Exercise requirements
Set down each line of the data below exactly as it stands, dropping the pictures.

Entries supplied
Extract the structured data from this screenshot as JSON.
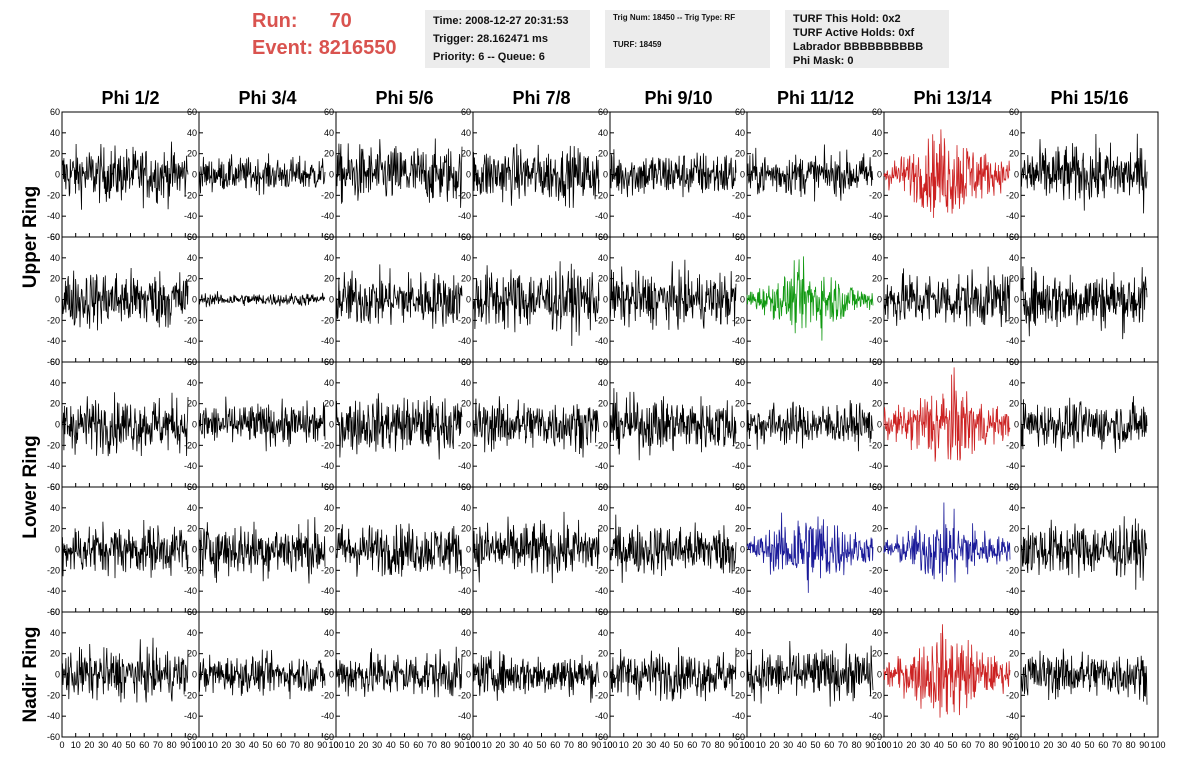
{
  "header": {
    "run_label": "Run:",
    "run_value": "70",
    "event_label": "Event:",
    "event_value": "8216550",
    "run_color": "#d9534f"
  },
  "info_box_time": {
    "time": "Time: 2008-12-27 20:31:53",
    "trigger": "Trigger: 28.162471 ms",
    "priority": "Priority: 6 -- Queue: 6"
  },
  "info_box_trig": {
    "trig": "Trig Num: 18450 -- Trig Type: RF",
    "turf": "TURF: 18459"
  },
  "info_box_turf": {
    "this_hold": "TURF This Hold: 0x2",
    "active_holds": "TURF Active Holds: 0xf",
    "labrador": "Labrador BBBBBBBBBB",
    "phi_mask": "Phi Mask: 0"
  },
  "chart_data": {
    "type": "line",
    "columns": [
      "Phi 1/2",
      "Phi 3/4",
      "Phi 5/6",
      "Phi 7/8",
      "Phi 9/10",
      "Phi 11/12",
      "Phi 13/14",
      "Phi 15/16"
    ],
    "ring_labels": [
      {
        "label": "Upper Ring",
        "rows": [
          0,
          1
        ]
      },
      {
        "label": "Lower Ring",
        "rows": [
          2,
          3
        ]
      },
      {
        "label": "Nadir Ring",
        "rows": [
          4,
          4
        ]
      }
    ],
    "xlim": [
      0,
      100
    ],
    "ylim": [
      -60,
      60
    ],
    "xticks": [
      0,
      10,
      20,
      30,
      40,
      50,
      60,
      70,
      80,
      90,
      100
    ],
    "yticks": [
      -60,
      -40,
      -20,
      0,
      20,
      40,
      60
    ],
    "samples_per_trace": 260,
    "colors": {
      "default": "#000000",
      "red": "#cc2222",
      "green": "#119911",
      "blue": "#1a1a99"
    },
    "panels": [
      [
        {
          "amp": 13,
          "color": "default"
        },
        {
          "amp": 8,
          "color": "default"
        },
        {
          "amp": 14,
          "color": "default"
        },
        {
          "amp": 13,
          "color": "default"
        },
        {
          "amp": 11,
          "color": "default"
        },
        {
          "amp": 10,
          "color": "default"
        },
        {
          "amp": 17,
          "color": "red",
          "burst": true
        },
        {
          "amp": 14,
          "color": "default"
        }
      ],
      [
        {
          "amp": 14,
          "color": "default"
        },
        {
          "amp": 3,
          "color": "default"
        },
        {
          "amp": 13,
          "color": "default"
        },
        {
          "amp": 15,
          "color": "default"
        },
        {
          "amp": 13,
          "color": "default"
        },
        {
          "amp": 13,
          "color": "green",
          "burst": true
        },
        {
          "amp": 13,
          "color": "default"
        },
        {
          "amp": 14,
          "color": "default"
        }
      ],
      [
        {
          "amp": 13,
          "color": "default"
        },
        {
          "amp": 10,
          "color": "default"
        },
        {
          "amp": 13,
          "color": "default"
        },
        {
          "amp": 12,
          "color": "default"
        },
        {
          "amp": 13,
          "color": "default"
        },
        {
          "amp": 10,
          "color": "default"
        },
        {
          "amp": 17,
          "color": "red",
          "burst": true
        },
        {
          "amp": 11,
          "color": "default"
        }
      ],
      [
        {
          "amp": 12,
          "color": "default"
        },
        {
          "amp": 13,
          "color": "default"
        },
        {
          "amp": 12,
          "color": "default"
        },
        {
          "amp": 13,
          "color": "default"
        },
        {
          "amp": 12,
          "color": "default"
        },
        {
          "amp": 16,
          "color": "blue",
          "burst": true
        },
        {
          "amp": 14,
          "color": "blue",
          "burst": true
        },
        {
          "amp": 13,
          "color": "default"
        }
      ],
      [
        {
          "amp": 12,
          "color": "default"
        },
        {
          "amp": 9,
          "color": "default"
        },
        {
          "amp": 11,
          "color": "default"
        },
        {
          "amp": 10,
          "color": "default"
        },
        {
          "amp": 11,
          "color": "default"
        },
        {
          "amp": 12,
          "color": "default"
        },
        {
          "amp": 17,
          "color": "red",
          "burst": true
        },
        {
          "amp": 11,
          "color": "default"
        }
      ]
    ]
  }
}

Answer
Extract the structured data from this screenshot as JSON.
{
  "header": {
    "run_label": "Run:",
    "run_value": "70",
    "event_label": "Event:",
    "event_value": "8216550",
    "run_color": "#d9534f"
  },
  "info_box_time": {
    "time": "Time: 2008-12-27 20:31:53",
    "trigger": "Trigger: 28.162471 ms",
    "priority": "Priority: 6 -- Queue: 6"
  },
  "info_box_trig": {
    "trig": "Trig Num: 18450 -- Trig Type: RF",
    "turf": "TURF: 18459"
  },
  "info_box_turf": {
    "this_hold": "TURF This Hold: 0x2",
    "active_holds": "TURF Active Holds: 0xf",
    "labrador": "Labrador BBBBBBBBBB",
    "phi_mask": "Phi Mask: 0"
  },
  "chart_data": {
    "type": "line",
    "columns": [
      "Phi 1/2",
      "Phi 3/4",
      "Phi 5/6",
      "Phi 7/8",
      "Phi 9/10",
      "Phi 11/12",
      "Phi 13/14",
      "Phi 15/16"
    ],
    "ring_labels": [
      {
        "label": "Upper Ring",
        "rows": [
          0,
          1
        ]
      },
      {
        "label": "Lower Ring",
        "rows": [
          2,
          3
        ]
      },
      {
        "label": "Nadir Ring",
        "rows": [
          4,
          4
        ]
      }
    ],
    "xlim": [
      0,
      100
    ],
    "ylim": [
      -60,
      60
    ],
    "xticks": [
      0,
      10,
      20,
      30,
      40,
      50,
      60,
      70,
      80,
      90,
      100
    ],
    "yticks": [
      -60,
      -40,
      -20,
      0,
      20,
      40,
      60
    ],
    "samples_per_trace": 260,
    "colors": {
      "default": "#000000",
      "red": "#cc2222",
      "green": "#119911",
      "blue": "#1a1a99"
    },
    "panels": [
      [
        {
          "amp": 13,
          "color": "default"
        },
        {
          "amp": 8,
          "color": "default"
        },
        {
          "amp": 14,
          "color": "default"
        },
        {
          "amp": 13,
          "color": "default"
        },
        {
          "amp": 11,
          "color": "default"
        },
        {
          "amp": 10,
          "color": "default"
        },
        {
          "amp": 17,
          "color": "red",
          "burst": true
        },
        {
          "amp": 14,
          "color": "default"
        }
      ],
      [
        {
          "amp": 14,
          "color": "default"
        },
        {
          "amp": 3,
          "color": "default"
        },
        {
          "amp": 13,
          "color": "default"
        },
        {
          "amp": 15,
          "color": "default"
        },
        {
          "amp": 13,
          "color": "default"
        },
        {
          "amp": 13,
          "color": "green",
          "burst": true
        },
        {
          "amp": 13,
          "color": "default"
        },
        {
          "amp": 14,
          "color": "default"
        }
      ],
      [
        {
          "amp": 13,
          "color": "default"
        },
        {
          "amp": 10,
          "color": "default"
        },
        {
          "amp": 13,
          "color": "default"
        },
        {
          "amp": 12,
          "color": "default"
        },
        {
          "amp": 13,
          "color": "default"
        },
        {
          "amp": 10,
          "color": "default"
        },
        {
          "amp": 17,
          "color": "red",
          "burst": true
        },
        {
          "amp": 11,
          "color": "default"
        }
      ],
      [
        {
          "amp": 12,
          "color": "default"
        },
        {
          "amp": 13,
          "color": "default"
        },
        {
          "amp": 12,
          "color": "default"
        },
        {
          "amp": 13,
          "color": "default"
        },
        {
          "amp": 12,
          "color": "default"
        },
        {
          "amp": 16,
          "color": "blue",
          "burst": true
        },
        {
          "amp": 14,
          "color": "blue",
          "burst": true
        },
        {
          "amp": 13,
          "color": "default"
        }
      ],
      [
        {
          "amp": 12,
          "color": "default"
        },
        {
          "amp": 9,
          "color": "default"
        },
        {
          "amp": 11,
          "color": "default"
        },
        {
          "amp": 10,
          "color": "default"
        },
        {
          "amp": 11,
          "color": "default"
        },
        {
          "amp": 12,
          "color": "default"
        },
        {
          "amp": 17,
          "color": "red",
          "burst": true
        },
        {
          "amp": 11,
          "color": "default"
        }
      ]
    ]
  }
}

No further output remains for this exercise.